Your instructions -> Go through the records and show each line where the word "name" occurs.

Listed records ->
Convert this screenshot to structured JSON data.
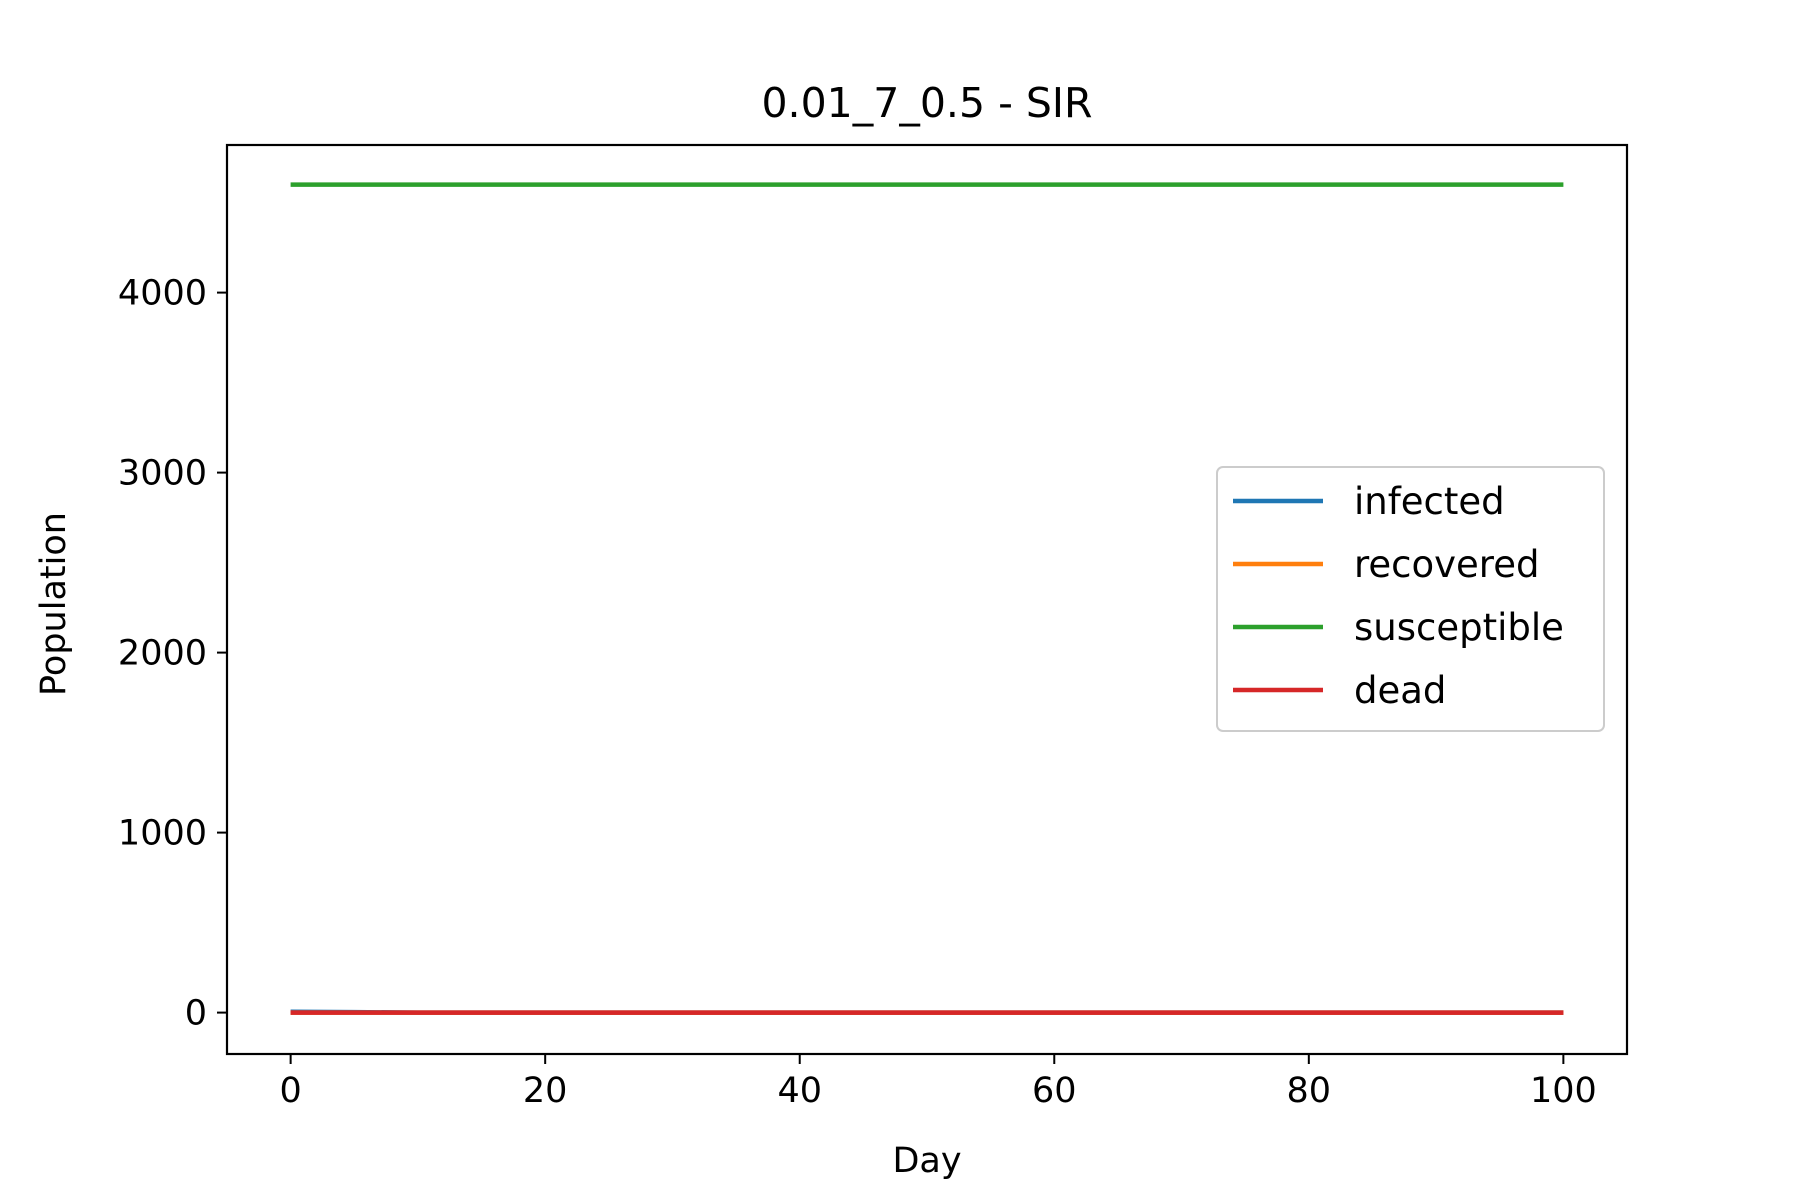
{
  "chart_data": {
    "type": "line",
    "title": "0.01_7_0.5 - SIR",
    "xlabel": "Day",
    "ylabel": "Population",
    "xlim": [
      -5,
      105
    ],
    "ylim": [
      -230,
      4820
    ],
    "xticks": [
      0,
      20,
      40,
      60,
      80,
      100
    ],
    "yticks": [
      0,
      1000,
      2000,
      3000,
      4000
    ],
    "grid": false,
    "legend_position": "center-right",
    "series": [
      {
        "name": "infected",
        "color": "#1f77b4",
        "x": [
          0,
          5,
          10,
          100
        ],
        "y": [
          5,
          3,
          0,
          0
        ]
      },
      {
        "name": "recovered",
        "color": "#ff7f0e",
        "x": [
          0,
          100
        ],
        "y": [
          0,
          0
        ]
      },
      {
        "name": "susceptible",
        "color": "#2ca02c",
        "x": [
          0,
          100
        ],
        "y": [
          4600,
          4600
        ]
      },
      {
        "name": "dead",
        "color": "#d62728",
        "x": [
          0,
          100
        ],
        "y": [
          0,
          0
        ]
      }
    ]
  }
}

Expected answer ->
        "name": "infected",
        "name": "recovered",
        "name": "susceptible",
        "name": "dead",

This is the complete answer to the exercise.